**TASK DIRECTIONS:** Lines that hold the word "title" should be located and copied.

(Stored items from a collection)
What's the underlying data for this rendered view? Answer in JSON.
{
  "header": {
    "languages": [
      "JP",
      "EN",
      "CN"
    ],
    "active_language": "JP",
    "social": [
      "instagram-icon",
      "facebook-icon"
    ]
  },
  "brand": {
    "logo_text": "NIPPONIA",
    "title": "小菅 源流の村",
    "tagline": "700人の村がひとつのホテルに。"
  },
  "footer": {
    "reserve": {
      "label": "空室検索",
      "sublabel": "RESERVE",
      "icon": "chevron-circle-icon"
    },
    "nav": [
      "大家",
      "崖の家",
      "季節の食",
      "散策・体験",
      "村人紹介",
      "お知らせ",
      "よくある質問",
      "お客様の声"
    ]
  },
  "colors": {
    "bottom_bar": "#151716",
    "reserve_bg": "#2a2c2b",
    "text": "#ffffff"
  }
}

...

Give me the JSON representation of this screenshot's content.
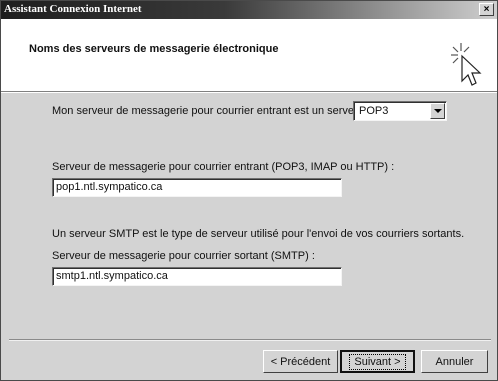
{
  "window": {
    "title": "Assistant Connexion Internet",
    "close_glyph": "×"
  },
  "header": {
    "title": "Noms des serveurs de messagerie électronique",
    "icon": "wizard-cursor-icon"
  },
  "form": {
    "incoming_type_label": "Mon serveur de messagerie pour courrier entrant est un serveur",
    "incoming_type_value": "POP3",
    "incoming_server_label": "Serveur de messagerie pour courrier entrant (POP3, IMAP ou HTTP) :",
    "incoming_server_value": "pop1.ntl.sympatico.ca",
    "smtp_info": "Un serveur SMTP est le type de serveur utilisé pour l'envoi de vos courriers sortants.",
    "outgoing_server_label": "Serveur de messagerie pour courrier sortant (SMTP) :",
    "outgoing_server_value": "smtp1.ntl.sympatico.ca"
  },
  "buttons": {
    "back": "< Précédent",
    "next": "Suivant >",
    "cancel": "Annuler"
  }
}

**RESULT OF THE TASK:**
    "title": "小菅 源流の村",
    "title": "Assistant Connexion Internet",
    "title": "Noms des serveurs de messagerie électronique",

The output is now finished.